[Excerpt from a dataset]
■ ■ ■
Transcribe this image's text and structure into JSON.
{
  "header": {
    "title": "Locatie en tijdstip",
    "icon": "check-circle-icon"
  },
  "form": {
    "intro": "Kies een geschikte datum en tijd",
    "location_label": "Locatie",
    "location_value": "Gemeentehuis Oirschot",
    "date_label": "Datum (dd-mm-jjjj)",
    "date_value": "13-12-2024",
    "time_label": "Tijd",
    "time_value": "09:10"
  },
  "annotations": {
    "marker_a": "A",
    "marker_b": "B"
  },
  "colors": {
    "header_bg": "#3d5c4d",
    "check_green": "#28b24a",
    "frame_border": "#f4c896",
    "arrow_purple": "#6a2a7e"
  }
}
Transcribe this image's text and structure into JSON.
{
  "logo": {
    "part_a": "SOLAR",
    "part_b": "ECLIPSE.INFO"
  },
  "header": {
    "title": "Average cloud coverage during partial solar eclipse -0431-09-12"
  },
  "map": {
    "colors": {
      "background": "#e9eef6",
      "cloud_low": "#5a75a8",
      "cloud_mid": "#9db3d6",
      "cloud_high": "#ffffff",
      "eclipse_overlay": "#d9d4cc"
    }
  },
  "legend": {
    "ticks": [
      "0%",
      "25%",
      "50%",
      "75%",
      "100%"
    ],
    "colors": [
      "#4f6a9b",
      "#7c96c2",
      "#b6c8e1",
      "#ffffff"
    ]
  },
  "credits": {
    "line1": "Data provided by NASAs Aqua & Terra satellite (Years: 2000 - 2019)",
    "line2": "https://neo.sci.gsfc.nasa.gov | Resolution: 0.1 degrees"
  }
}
■ ■ ■
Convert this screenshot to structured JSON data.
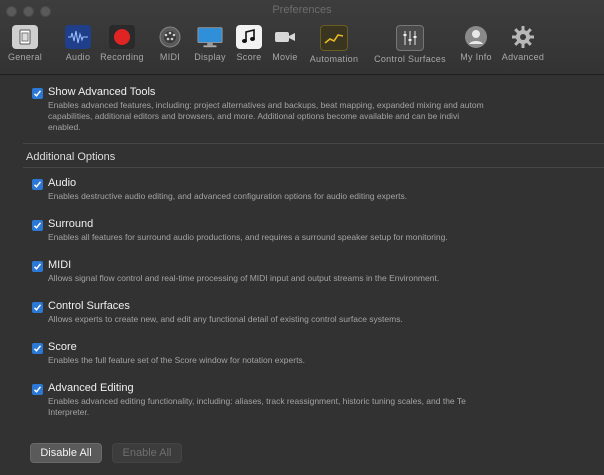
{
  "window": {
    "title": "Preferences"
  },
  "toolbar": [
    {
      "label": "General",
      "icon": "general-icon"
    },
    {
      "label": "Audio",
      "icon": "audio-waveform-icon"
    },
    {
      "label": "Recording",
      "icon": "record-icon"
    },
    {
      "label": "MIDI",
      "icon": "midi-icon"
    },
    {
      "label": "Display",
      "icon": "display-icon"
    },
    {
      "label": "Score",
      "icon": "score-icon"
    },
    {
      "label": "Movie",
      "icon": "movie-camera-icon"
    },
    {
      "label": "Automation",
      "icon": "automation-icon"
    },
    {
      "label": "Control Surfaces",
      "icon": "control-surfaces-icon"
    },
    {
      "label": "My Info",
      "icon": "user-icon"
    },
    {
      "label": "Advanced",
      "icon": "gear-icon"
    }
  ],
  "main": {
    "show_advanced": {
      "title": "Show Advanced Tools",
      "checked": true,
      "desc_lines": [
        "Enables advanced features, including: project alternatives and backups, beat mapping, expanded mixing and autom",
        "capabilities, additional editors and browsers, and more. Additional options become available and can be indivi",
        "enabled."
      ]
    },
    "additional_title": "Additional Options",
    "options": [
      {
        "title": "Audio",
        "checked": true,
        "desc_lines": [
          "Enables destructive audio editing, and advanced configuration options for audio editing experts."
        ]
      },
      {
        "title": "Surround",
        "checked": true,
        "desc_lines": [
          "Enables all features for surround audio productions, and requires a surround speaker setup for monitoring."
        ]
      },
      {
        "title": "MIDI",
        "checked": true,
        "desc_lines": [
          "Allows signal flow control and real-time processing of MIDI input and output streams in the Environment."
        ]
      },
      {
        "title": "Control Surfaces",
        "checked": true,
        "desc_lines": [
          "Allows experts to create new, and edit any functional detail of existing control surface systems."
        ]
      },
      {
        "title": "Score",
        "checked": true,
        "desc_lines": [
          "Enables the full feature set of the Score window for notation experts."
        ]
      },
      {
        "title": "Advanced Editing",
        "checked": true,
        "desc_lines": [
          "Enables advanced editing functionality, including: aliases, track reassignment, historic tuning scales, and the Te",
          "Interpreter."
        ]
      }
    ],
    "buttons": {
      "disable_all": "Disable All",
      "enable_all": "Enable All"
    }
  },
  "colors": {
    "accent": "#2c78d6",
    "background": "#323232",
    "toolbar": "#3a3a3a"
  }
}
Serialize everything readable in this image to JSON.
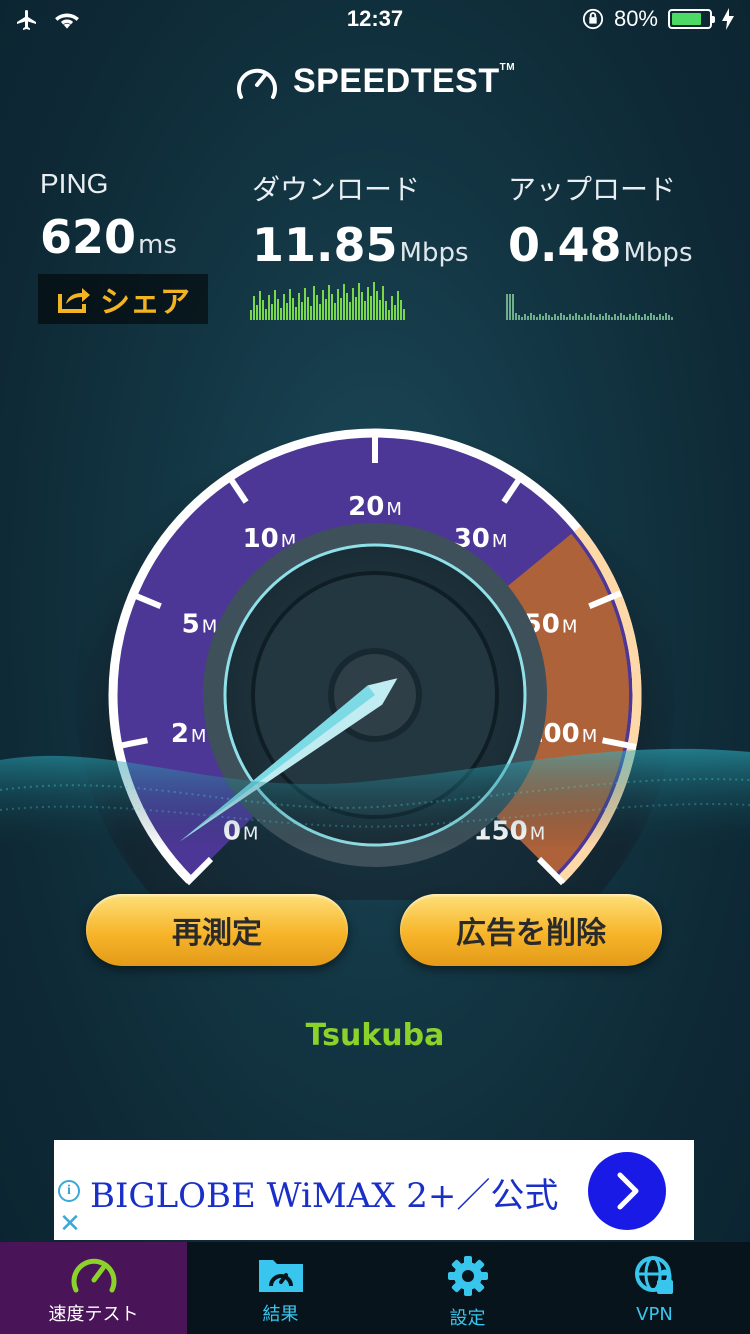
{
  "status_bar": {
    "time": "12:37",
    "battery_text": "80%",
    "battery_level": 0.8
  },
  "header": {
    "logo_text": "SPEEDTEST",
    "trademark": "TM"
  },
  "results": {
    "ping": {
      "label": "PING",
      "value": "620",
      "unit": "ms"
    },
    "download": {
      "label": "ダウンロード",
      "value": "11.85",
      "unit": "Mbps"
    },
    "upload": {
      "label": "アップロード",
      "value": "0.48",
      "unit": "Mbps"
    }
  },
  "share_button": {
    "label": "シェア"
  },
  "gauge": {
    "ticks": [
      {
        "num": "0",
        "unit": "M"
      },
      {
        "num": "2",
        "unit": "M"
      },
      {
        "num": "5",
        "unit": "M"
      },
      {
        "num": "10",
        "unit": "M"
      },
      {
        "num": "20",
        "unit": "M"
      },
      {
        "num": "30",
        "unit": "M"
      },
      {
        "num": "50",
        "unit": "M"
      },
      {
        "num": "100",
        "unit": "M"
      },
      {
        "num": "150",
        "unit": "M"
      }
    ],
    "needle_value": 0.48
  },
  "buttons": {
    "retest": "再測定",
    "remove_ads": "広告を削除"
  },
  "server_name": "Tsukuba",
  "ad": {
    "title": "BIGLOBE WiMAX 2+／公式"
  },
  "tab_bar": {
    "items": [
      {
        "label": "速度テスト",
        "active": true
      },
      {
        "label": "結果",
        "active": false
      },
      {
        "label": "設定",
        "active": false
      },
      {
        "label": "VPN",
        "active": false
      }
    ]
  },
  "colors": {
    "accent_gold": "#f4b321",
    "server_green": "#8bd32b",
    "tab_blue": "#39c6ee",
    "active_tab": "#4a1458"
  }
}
■ ■ ■
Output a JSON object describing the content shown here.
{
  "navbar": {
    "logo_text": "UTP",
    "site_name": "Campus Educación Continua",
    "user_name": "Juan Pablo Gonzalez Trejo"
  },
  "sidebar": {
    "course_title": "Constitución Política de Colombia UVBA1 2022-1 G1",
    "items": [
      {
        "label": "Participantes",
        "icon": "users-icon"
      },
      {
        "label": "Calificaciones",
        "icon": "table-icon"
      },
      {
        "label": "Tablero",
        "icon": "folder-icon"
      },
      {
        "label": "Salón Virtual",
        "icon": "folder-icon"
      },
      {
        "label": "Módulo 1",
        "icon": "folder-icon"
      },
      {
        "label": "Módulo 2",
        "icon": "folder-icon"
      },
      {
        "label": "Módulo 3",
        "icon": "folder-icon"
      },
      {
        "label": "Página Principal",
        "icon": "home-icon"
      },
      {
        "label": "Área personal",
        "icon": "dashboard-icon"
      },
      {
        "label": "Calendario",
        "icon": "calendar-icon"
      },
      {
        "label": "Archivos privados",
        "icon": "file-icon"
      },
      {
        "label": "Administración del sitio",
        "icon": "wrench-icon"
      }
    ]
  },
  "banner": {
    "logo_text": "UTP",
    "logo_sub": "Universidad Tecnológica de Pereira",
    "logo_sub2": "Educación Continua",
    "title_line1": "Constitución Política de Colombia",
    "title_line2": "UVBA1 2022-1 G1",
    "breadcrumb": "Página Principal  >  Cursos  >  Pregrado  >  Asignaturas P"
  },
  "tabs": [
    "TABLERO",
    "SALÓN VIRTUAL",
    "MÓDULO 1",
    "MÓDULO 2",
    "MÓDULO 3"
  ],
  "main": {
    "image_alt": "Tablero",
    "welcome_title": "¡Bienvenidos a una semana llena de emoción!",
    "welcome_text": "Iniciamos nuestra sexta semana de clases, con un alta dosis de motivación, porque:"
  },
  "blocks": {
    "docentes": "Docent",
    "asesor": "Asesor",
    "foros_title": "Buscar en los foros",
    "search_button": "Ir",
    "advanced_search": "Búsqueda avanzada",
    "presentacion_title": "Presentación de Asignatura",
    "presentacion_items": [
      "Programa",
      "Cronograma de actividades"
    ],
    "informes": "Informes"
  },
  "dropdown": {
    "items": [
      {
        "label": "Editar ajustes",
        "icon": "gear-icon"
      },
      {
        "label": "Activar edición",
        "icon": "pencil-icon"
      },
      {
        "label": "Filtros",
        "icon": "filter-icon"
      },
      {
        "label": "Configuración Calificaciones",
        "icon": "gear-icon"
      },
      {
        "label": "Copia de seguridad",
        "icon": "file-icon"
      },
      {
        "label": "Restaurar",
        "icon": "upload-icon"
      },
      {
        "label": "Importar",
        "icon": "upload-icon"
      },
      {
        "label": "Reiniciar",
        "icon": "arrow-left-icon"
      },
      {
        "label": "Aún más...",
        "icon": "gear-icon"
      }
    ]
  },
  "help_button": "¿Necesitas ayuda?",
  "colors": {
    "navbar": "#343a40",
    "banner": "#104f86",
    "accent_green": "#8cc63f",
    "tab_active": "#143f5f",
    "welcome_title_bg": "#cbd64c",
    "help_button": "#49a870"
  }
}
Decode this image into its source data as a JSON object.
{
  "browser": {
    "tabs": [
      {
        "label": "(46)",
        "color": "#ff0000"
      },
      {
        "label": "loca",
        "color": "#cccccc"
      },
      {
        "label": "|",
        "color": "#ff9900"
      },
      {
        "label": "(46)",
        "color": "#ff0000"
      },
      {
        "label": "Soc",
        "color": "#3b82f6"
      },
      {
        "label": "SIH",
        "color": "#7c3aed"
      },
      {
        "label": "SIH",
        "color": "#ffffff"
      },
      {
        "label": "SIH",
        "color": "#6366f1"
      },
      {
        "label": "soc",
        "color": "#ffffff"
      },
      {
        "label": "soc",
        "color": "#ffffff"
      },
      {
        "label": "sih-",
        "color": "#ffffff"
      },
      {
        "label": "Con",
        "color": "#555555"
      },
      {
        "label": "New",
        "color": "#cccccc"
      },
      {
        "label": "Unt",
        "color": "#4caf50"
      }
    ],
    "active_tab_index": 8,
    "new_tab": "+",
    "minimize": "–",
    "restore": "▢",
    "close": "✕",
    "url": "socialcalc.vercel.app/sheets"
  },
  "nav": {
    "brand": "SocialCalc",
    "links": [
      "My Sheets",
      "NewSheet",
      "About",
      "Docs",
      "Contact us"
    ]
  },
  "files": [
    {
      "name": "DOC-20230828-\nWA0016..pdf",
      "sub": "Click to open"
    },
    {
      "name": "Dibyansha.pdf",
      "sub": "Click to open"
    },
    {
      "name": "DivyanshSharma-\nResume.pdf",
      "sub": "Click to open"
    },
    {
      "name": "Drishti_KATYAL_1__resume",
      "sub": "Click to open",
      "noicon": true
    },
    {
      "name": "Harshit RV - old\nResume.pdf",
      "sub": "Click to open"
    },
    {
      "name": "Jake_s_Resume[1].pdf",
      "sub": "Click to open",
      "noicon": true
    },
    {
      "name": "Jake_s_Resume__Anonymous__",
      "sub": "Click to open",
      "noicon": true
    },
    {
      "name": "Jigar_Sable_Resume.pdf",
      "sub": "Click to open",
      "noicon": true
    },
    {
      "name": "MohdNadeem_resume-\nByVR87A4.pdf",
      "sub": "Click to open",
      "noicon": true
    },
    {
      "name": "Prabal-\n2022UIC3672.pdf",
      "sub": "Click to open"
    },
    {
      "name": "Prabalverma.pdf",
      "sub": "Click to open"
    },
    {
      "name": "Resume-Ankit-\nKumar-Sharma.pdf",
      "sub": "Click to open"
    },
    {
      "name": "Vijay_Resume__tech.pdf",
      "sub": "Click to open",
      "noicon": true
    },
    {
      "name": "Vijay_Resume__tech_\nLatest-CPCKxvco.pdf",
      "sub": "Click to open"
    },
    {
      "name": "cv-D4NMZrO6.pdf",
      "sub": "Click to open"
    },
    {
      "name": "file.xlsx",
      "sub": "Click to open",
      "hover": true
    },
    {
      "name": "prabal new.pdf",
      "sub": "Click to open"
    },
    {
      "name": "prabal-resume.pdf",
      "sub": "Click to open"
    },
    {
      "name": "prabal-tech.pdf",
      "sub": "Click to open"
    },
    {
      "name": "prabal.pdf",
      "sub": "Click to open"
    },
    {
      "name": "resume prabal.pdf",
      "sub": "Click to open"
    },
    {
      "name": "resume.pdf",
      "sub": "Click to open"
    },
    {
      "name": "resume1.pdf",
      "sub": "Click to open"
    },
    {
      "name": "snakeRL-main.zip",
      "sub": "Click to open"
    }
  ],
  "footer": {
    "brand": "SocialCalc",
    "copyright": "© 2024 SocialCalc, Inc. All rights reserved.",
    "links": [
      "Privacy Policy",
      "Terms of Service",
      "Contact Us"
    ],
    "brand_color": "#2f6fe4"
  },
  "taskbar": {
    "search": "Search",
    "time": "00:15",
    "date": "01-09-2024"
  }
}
■ ■ ■
### Given exercise
Report how many lines of the listing above include the word "including". Say nothing but the number.

### Right answer
2